▸ WHAT TO PRODUCE:
Write the entries out again exactly as they stand, but without the pictures.

*-*-*

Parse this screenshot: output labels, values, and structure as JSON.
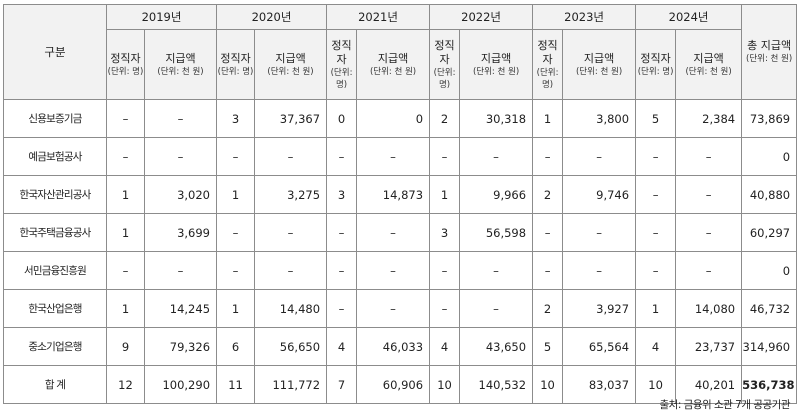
{
  "header": {
    "gubun": "구분",
    "years": [
      "2019년",
      "2020년",
      "2021년",
      "2022년",
      "2023년",
      "2024년"
    ],
    "col_count": "정직자",
    "col_count_narrow": "정직자",
    "col_count_unit": "(단위: 명)",
    "col_amount": "지급액",
    "col_amount_unit": "(단위: 천 원)",
    "total": "총 지급액",
    "total_unit": "(단위: 천 원)"
  },
  "rows": [
    {
      "name": "신용보증기금",
      "cells": [
        "–",
        "–",
        "3",
        "37,367",
        "0",
        "0",
        "2",
        "30,318",
        "1",
        "3,800",
        "5",
        "2,384"
      ],
      "total": "73,869"
    },
    {
      "name": "예금보험공사",
      "cells": [
        "–",
        "–",
        "–",
        "–",
        "–",
        "–",
        "–",
        "–",
        "–",
        "–",
        "–",
        "–"
      ],
      "total": "0"
    },
    {
      "name": "한국자산관리공사",
      "cells": [
        "1",
        "3,020",
        "1",
        "3,275",
        "3",
        "14,873",
        "1",
        "9,966",
        "2",
        "9,746",
        "–",
        "–"
      ],
      "total": "40,880"
    },
    {
      "name": "한국주택금융공사",
      "cells": [
        "1",
        "3,699",
        "–",
        "–",
        "–",
        "–",
        "3",
        "56,598",
        "–",
        "–",
        "–",
        "–"
      ],
      "total": "60,297"
    },
    {
      "name": "서민금융진흥원",
      "cells": [
        "–",
        "–",
        "–",
        "–",
        "–",
        "–",
        "–",
        "–",
        "–",
        "–",
        "–",
        "–"
      ],
      "total": "0"
    },
    {
      "name": "한국산업은행",
      "cells": [
        "1",
        "14,245",
        "1",
        "14,480",
        "–",
        "–",
        "–",
        "–",
        "2",
        "3,927",
        "1",
        "14,080"
      ],
      "total": "46,732"
    },
    {
      "name": "중소기업은행",
      "cells": [
        "9",
        "79,326",
        "6",
        "56,650",
        "4",
        "46,033",
        "4",
        "43,650",
        "5",
        "65,564",
        "4",
        "23,737"
      ],
      "total": "314,960"
    },
    {
      "name": "합 계",
      "cells": [
        "12",
        "100,290",
        "11",
        "111,772",
        "7",
        "60,906",
        "10",
        "140,532",
        "10",
        "83,037",
        "10",
        "40,201"
      ],
      "total": "536,738"
    }
  ],
  "source": "출처: 금융위 소관 7개 공공기관"
}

*-*-*

▸ RESULT OF THIS EXERCISE:
Parse this screenshot: output labels, values, and structure as JSON.
{
  "header": {
    "gubun": "구분",
    "years": [
      "2019년",
      "2020년",
      "2021년",
      "2022년",
      "2023년",
      "2024년"
    ],
    "col_count": "정직자",
    "col_count_narrow": "정직자",
    "col_count_unit": "(단위: 명)",
    "col_amount": "지급액",
    "col_amount_unit": "(단위: 천 원)",
    "total": "총 지급액",
    "total_unit": "(단위: 천 원)"
  },
  "rows": [
    {
      "name": "신용보증기금",
      "cells": [
        "–",
        "–",
        "3",
        "37,367",
        "0",
        "0",
        "2",
        "30,318",
        "1",
        "3,800",
        "5",
        "2,384"
      ],
      "total": "73,869"
    },
    {
      "name": "예금보험공사",
      "cells": [
        "–",
        "–",
        "–",
        "–",
        "–",
        "–",
        "–",
        "–",
        "–",
        "–",
        "–",
        "–"
      ],
      "total": "0"
    },
    {
      "name": "한국자산관리공사",
      "cells": [
        "1",
        "3,020",
        "1",
        "3,275",
        "3",
        "14,873",
        "1",
        "9,966",
        "2",
        "9,746",
        "–",
        "–"
      ],
      "total": "40,880"
    },
    {
      "name": "한국주택금융공사",
      "cells": [
        "1",
        "3,699",
        "–",
        "–",
        "–",
        "–",
        "3",
        "56,598",
        "–",
        "–",
        "–",
        "–"
      ],
      "total": "60,297"
    },
    {
      "name": "서민금융진흥원",
      "cells": [
        "–",
        "–",
        "–",
        "–",
        "–",
        "–",
        "–",
        "–",
        "–",
        "–",
        "–",
        "–"
      ],
      "total": "0"
    },
    {
      "name": "한국산업은행",
      "cells": [
        "1",
        "14,245",
        "1",
        "14,480",
        "–",
        "–",
        "–",
        "–",
        "2",
        "3,927",
        "1",
        "14,080"
      ],
      "total": "46,732"
    },
    {
      "name": "중소기업은행",
      "cells": [
        "9",
        "79,326",
        "6",
        "56,650",
        "4",
        "46,033",
        "4",
        "43,650",
        "5",
        "65,564",
        "4",
        "23,737"
      ],
      "total": "314,960"
    },
    {
      "name": "합 계",
      "cells": [
        "12",
        "100,290",
        "11",
        "111,772",
        "7",
        "60,906",
        "10",
        "140,532",
        "10",
        "83,037",
        "10",
        "40,201"
      ],
      "total": "536,738"
    }
  ],
  "source": "출처: 금융위 소관 7개 공공기관"
}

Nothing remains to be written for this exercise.